Texto fornecido ▸
____________

DE LA CRUZ CORONADO
realizado a quatro mãos, com Antonio Manoel dos Santos Silva


Dia destes o vimos numa esquina da cidade, o "de la cruz coronado". Caminhava na cadência de um verso de Garcilaso, arqueado, aligeirando na forma o chumbo de sua matéria. Subitamente, como fulguração, nos veio uma exaltação de Paulo Leminski, seu ex-aluno: "Gostaria de ter escrito um verso dele: Silêncio, palavra da pedra".
Esse homem que atravessa percorreu muitas ruas do mundo: Quintana de la Serena, Sevilha, Granada, Toledo, Madri, Coimbra, Roma... O mesmo destino que moveu ilustres antepassados o empurrou Atlântico afora, deixando-o tão brasileiro quanto espanhol. Não veio pra conquistar; nem queimou navios para impedir-se o retorno. Como contraditórias imagens barrocas, não precisou voltar à Espanha, porque dela nunca saiu, no coração da alma. Talvez porque o Brasil lhe revelara a extensão da velha península, no germe de sua formação agreste, mágica e resistente.
Esse senhor que vai pela rua anda elaborando poemas?, ou se recorda de seus versos publicados? Em que nicho existencial guarda o prêmio Rosa de Ouro de Poesia, que lhe outorgou a Suécia? Será que, octogenário, dá importância aos sucessos da juventude? Caminha pela cidade... Quem sabe dos versos que anda compondo, ou por onde navega sua alma? Que nova língua está aprendendo? Em que silêncio de pedra se desdobram em outra lírica suas odes que Coimbra admirou? Imaginemos um título: "Rio Preto, Sol e Paisagem". Mas é certo que não: o velho arqueado é plural no imprevisto! Iremos vê-lo, hora destas, numa conferência magistral sobre o Quixote ou João Cabral, Grécia antiga ou Novo Testamento. O velho resoluto irá surpreender-nos numa intervenção polêmica e universitária, no rigor conceitual do novo ensaio sobre arte que está a escrever, ou no seu feixe de talentos para descobrir a palavra exata, e com ela penetrar, como agulha de pincel, na essência do mundo.Não, não se repetiria em algo que lembrasse a "Coimbra, Pedra e Paisagem", ou sua "Primavera Austral", ou seu "Anjo Gabriel"..., e tantos escritos.
Em Rio Preto se move um varão silente, no outono caloroso que é a imagem do outono dele. Esse é o professor, e nos deu a chave de pintores e poetas, da vida e do sonho... Explicou-nos o segredo de como personagens exemplares refinam o que os homens grosseiramente balbuciam com palavras toscas e frases rudes. Se alguns acham que existimos porque pensamos, o nosso professor pensa que existimos porque amamos. E se o ódio existe, ele não se explica pela existência inerente do mal, mas porque há circunstâncias que nos tornam gêmeos de alguma junção misteriosa, de um drama engendrado no coração da treva.

____________

Tarefa curta 1 ▸
Por favor, selecione e copie cada linha das entradas que contenha a palavra "主要内容", diferenciando maiúsculas de minúsculas.

____________

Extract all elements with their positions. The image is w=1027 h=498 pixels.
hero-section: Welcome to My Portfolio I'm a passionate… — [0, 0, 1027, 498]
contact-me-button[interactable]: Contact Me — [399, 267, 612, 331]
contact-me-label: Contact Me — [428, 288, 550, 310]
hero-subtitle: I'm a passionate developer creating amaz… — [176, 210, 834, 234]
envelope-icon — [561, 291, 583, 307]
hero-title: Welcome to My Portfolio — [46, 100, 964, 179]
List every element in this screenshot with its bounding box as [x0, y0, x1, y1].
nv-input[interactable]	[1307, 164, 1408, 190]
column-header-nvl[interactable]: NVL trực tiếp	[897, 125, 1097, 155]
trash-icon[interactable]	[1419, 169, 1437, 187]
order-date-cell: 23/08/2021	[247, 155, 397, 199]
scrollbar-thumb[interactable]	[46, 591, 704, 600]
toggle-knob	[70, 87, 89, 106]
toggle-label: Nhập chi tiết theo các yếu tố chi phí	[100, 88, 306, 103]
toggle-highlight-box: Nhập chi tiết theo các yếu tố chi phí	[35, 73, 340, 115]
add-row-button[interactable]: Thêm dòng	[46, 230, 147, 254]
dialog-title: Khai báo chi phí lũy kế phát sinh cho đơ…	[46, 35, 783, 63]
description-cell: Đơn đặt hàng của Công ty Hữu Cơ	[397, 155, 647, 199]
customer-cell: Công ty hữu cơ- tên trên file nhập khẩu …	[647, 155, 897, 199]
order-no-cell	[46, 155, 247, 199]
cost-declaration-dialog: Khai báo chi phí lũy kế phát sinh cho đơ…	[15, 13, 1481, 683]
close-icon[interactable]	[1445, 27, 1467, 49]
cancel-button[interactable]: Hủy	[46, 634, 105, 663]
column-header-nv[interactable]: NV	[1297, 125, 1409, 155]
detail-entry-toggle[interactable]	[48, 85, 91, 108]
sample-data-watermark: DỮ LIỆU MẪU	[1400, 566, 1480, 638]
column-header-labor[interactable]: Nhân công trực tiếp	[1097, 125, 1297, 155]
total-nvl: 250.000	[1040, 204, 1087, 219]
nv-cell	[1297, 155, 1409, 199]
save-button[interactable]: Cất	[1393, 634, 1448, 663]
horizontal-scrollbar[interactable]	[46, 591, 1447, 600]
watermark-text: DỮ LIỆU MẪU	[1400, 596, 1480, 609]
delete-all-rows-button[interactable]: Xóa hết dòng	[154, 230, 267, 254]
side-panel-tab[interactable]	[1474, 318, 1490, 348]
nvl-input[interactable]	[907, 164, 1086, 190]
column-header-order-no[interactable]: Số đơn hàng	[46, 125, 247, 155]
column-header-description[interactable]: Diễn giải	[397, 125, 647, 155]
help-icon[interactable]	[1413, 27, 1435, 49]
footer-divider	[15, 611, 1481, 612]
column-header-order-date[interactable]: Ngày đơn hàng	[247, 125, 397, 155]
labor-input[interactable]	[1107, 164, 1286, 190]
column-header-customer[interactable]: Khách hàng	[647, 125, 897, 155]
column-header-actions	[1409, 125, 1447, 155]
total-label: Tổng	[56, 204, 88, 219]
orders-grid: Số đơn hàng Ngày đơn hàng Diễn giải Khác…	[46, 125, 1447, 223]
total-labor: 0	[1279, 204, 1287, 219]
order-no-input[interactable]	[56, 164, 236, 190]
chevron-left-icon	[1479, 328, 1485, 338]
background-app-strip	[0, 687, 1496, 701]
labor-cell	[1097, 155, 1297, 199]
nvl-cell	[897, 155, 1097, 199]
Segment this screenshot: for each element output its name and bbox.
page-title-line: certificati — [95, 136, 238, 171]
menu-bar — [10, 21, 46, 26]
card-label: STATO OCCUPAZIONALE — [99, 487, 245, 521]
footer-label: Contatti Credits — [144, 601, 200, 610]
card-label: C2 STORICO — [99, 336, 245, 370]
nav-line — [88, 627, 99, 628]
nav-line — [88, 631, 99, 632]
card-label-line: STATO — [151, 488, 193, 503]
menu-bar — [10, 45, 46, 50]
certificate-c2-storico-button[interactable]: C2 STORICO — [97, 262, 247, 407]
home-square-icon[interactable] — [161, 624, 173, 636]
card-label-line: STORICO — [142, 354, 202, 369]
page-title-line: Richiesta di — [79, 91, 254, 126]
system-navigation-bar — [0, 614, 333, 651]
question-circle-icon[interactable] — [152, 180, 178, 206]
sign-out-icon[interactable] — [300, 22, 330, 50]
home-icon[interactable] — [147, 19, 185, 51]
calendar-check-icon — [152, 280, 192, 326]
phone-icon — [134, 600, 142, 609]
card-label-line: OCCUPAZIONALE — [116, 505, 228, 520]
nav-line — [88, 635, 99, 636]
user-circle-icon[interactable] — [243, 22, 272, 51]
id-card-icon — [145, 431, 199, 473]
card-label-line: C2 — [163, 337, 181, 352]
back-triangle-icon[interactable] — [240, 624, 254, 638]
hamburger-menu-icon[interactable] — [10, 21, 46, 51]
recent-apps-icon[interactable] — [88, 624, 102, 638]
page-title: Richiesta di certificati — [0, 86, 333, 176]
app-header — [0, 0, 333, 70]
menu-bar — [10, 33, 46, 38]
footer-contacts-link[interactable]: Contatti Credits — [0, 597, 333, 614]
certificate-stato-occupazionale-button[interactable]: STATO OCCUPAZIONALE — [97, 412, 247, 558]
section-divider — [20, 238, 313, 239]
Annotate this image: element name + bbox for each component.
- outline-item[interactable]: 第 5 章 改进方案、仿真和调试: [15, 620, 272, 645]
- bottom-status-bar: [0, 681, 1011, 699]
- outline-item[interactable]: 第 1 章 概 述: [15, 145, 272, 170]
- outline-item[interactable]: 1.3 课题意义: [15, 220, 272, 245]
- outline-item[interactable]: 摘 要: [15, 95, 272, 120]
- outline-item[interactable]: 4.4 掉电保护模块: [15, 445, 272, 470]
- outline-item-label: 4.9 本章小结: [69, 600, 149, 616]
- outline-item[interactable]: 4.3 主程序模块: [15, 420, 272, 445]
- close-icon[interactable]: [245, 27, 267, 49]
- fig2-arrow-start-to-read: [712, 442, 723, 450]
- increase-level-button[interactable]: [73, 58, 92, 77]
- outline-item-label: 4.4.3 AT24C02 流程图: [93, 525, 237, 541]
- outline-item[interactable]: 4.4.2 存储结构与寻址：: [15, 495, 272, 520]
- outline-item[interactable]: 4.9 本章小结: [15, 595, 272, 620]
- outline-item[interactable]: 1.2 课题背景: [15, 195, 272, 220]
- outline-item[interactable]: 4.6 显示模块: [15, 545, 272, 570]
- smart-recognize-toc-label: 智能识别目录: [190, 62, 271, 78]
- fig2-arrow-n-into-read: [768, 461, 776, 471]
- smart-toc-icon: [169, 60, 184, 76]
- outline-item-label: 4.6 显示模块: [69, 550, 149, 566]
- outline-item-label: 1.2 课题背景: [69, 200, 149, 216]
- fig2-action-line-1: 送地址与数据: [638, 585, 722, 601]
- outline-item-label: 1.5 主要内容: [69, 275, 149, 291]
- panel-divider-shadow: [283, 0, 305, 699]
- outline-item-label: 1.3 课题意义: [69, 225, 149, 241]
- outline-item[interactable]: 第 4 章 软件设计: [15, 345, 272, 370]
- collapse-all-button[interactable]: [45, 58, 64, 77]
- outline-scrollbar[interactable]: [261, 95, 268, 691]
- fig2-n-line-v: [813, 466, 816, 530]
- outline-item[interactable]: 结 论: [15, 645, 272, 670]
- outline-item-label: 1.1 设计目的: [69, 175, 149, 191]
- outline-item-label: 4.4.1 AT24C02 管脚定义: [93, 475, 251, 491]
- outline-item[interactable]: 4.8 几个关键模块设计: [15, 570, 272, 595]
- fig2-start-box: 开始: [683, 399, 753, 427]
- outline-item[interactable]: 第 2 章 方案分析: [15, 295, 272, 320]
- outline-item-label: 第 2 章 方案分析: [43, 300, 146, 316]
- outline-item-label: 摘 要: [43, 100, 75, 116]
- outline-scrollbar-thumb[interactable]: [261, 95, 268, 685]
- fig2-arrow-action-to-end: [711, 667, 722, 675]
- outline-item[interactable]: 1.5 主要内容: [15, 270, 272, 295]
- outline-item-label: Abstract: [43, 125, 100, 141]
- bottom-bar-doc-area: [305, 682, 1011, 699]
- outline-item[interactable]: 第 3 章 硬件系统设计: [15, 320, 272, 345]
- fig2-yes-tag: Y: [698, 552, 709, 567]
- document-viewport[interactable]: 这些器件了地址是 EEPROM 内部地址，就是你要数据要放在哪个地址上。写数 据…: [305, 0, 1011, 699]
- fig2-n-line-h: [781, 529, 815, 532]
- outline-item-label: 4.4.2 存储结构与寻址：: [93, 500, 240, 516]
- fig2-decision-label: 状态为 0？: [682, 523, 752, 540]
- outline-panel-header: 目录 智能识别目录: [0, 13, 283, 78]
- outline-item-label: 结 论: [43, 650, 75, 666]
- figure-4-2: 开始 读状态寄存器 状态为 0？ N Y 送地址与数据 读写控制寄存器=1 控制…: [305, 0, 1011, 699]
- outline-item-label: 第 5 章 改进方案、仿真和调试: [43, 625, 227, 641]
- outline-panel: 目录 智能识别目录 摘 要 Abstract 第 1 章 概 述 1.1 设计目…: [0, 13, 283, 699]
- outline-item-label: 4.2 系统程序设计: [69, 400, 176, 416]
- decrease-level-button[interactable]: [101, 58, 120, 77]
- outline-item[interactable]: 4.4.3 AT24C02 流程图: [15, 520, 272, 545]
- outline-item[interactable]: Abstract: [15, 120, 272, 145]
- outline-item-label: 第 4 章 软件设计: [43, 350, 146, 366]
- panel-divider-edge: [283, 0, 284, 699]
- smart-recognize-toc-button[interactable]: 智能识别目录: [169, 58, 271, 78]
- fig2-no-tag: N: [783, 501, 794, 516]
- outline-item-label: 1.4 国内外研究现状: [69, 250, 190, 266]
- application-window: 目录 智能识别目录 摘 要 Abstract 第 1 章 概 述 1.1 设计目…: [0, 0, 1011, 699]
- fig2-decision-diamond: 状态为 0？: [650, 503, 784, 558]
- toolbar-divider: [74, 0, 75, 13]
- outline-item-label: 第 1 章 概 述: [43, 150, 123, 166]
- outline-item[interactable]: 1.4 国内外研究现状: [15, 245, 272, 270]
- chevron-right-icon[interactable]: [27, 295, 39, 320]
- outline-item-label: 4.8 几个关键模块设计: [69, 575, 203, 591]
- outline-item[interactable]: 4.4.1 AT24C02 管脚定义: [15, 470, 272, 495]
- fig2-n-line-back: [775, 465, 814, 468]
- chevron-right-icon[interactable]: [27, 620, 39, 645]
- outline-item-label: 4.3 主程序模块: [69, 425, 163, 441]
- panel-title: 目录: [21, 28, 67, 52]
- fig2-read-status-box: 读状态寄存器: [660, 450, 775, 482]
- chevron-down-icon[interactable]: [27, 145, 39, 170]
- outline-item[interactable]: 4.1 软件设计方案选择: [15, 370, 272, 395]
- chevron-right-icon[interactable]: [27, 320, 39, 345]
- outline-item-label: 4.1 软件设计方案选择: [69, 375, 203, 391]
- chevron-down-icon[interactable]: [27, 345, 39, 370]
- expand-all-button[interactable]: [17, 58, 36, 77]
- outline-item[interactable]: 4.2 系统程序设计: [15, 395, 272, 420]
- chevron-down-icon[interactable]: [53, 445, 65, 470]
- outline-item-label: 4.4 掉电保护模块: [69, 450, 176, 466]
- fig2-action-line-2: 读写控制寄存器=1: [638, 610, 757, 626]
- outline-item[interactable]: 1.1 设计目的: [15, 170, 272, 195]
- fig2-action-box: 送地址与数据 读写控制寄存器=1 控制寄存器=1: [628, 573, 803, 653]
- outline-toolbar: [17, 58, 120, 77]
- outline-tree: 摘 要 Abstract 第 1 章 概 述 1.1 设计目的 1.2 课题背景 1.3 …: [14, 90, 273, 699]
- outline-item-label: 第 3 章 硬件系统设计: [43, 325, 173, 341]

____________

Tarefa curta 2 ▸
No texto fornecido, que verso do professor Paulo Leminski diz que gostaria de ter escrito?

Resposta completa 1 ▸
- outline-item-label: 1.5 主要内容: [69, 275, 149, 291]
- outline-item[interactable]: 1.5 主要内容: [15, 270, 272, 295]

Resposta completa 2 ▸
"Silêncio, palavra da pedra".